Instructions for the task:
From the listing below, extract each entry exactly as written, minus the images.

------------

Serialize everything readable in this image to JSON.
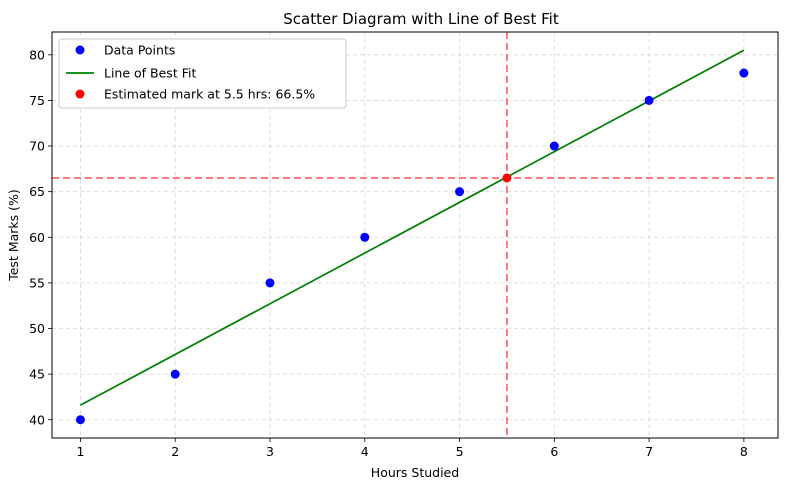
{
  "chart_data": {
    "type": "scatter",
    "title": "Scatter Diagram with Line of Best Fit",
    "xlabel": "Hours Studied",
    "ylabel": "Test Marks (%)",
    "xlim": [
      0.7,
      8.36
    ],
    "ylim": [
      38.0,
      82.5
    ],
    "xticks": [
      1,
      2,
      3,
      4,
      5,
      6,
      7,
      8
    ],
    "yticks": [
      40,
      45,
      50,
      55,
      60,
      65,
      70,
      75,
      80
    ],
    "grid": true,
    "legend_position": "top-left",
    "series": [
      {
        "name": "Data Points",
        "kind": "scatter",
        "color": "#0000ff",
        "x": [
          1,
          2,
          3,
          4,
          5,
          6,
          7,
          8
        ],
        "y": [
          40,
          45,
          55,
          60,
          65,
          70,
          75,
          78
        ]
      },
      {
        "name": "Line of Best Fit",
        "kind": "line",
        "color": "#008000",
        "x": [
          1,
          8
        ],
        "y": [
          41.6,
          80.5
        ]
      },
      {
        "name": "Estimated mark at 5.5 hrs: 66.5%",
        "kind": "scatter",
        "color": "#ff0000",
        "x": [
          5.5
        ],
        "y": [
          66.5
        ]
      }
    ],
    "reference_lines": {
      "color": "#ff0000",
      "vertical_x": 5.5,
      "horizontal_y": 66.5
    }
  }
}
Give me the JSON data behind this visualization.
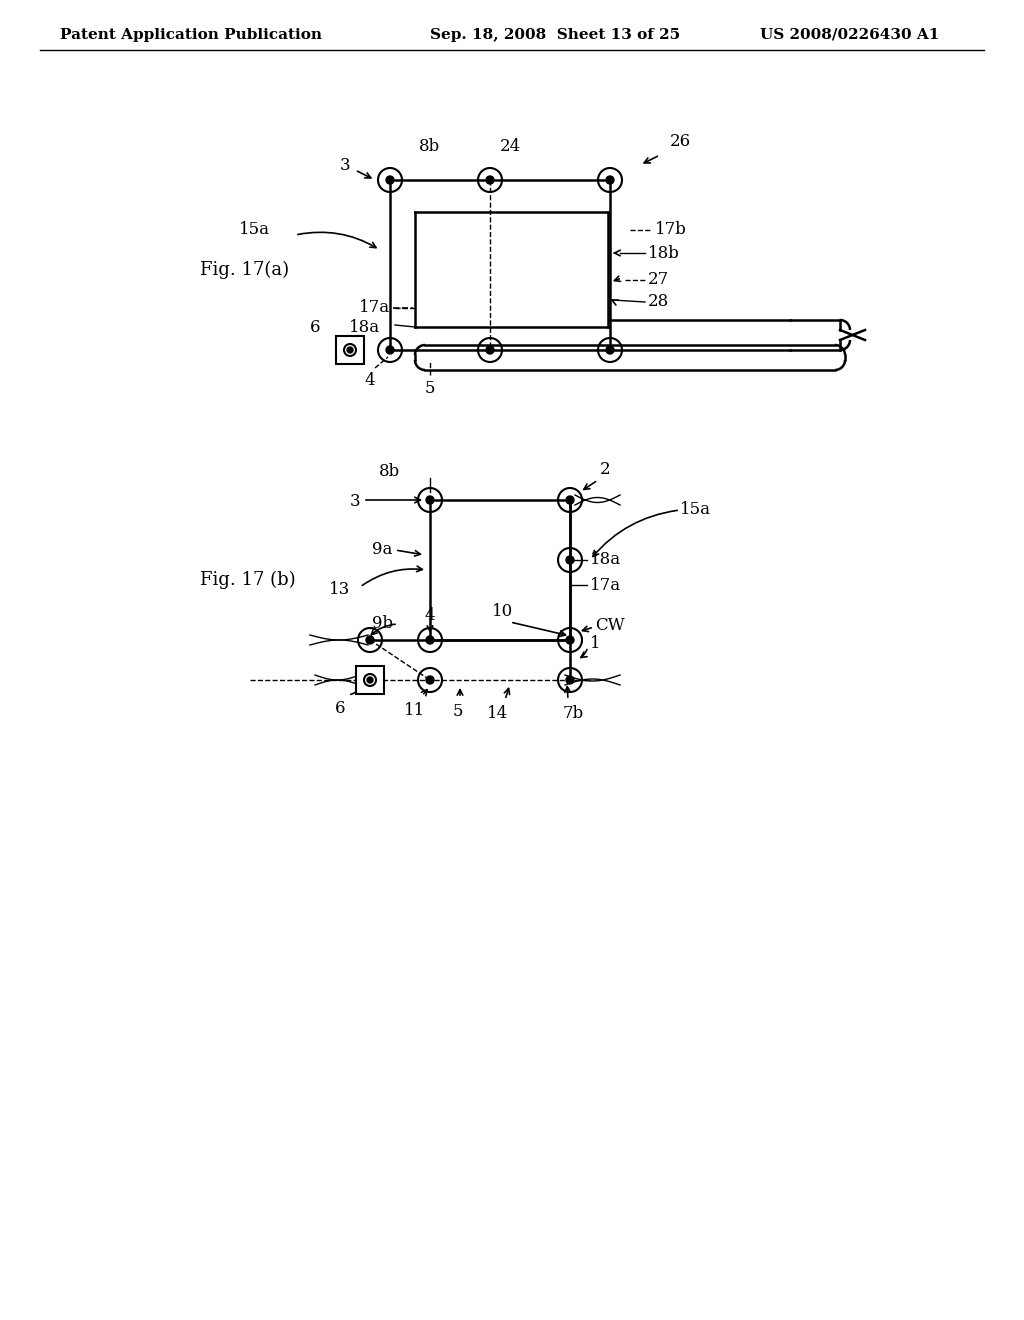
{
  "fig_width": 10.24,
  "fig_height": 13.2,
  "bg_color": "#ffffff",
  "header_left": "Patent Application Publication",
  "header_mid": "Sep. 18, 2008  Sheet 13 of 25",
  "header_right": "US 2008/0226430 A1",
  "fig17a_label": "Fig. 17(a)",
  "fig17b_label": "Fig. 17 (b)"
}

------------

Complete answer:
Serialize everything readable in this image to JSON.
{
  "chart_data": {
    "type": "scatter",
    "title": "Scatter Diagram with Line of Best Fit",
    "xlabel": "Hours Studied",
    "ylabel": "Test Marks (%)",
    "xlim": [
      0.7,
      8.36
    ],
    "ylim": [
      38.0,
      82.5
    ],
    "xticks": [
      1,
      2,
      3,
      4,
      5,
      6,
      7,
      8
    ],
    "yticks": [
      40,
      45,
      50,
      55,
      60,
      65,
      70,
      75,
      80
    ],
    "grid": true,
    "legend_position": "top-left",
    "series": [
      {
        "name": "Data Points",
        "kind": "scatter",
        "color": "#0000ff",
        "x": [
          1,
          2,
          3,
          4,
          5,
          6,
          7,
          8
        ],
        "y": [
          40,
          45,
          55,
          60,
          65,
          70,
          75,
          78
        ]
      },
      {
        "name": "Line of Best Fit",
        "kind": "line",
        "color": "#008000",
        "x": [
          1,
          8
        ],
        "y": [
          41.6,
          80.5
        ]
      },
      {
        "name": "Estimated mark at 5.5 hrs: 66.5%",
        "kind": "scatter",
        "color": "#ff0000",
        "x": [
          5.5
        ],
        "y": [
          66.5
        ]
      }
    ],
    "reference_lines": {
      "color": "#ff0000",
      "vertical_x": 5.5,
      "horizontal_y": 66.5
    }
  }
}
Give me the JSON data behind this visualization.
{
  "fig_width": 10.24,
  "fig_height": 13.2,
  "bg_color": "#ffffff",
  "header_left": "Patent Application Publication",
  "header_mid": "Sep. 18, 2008  Sheet 13 of 25",
  "header_right": "US 2008/0226430 A1",
  "fig17a_label": "Fig. 17(a)",
  "fig17b_label": "Fig. 17 (b)"
}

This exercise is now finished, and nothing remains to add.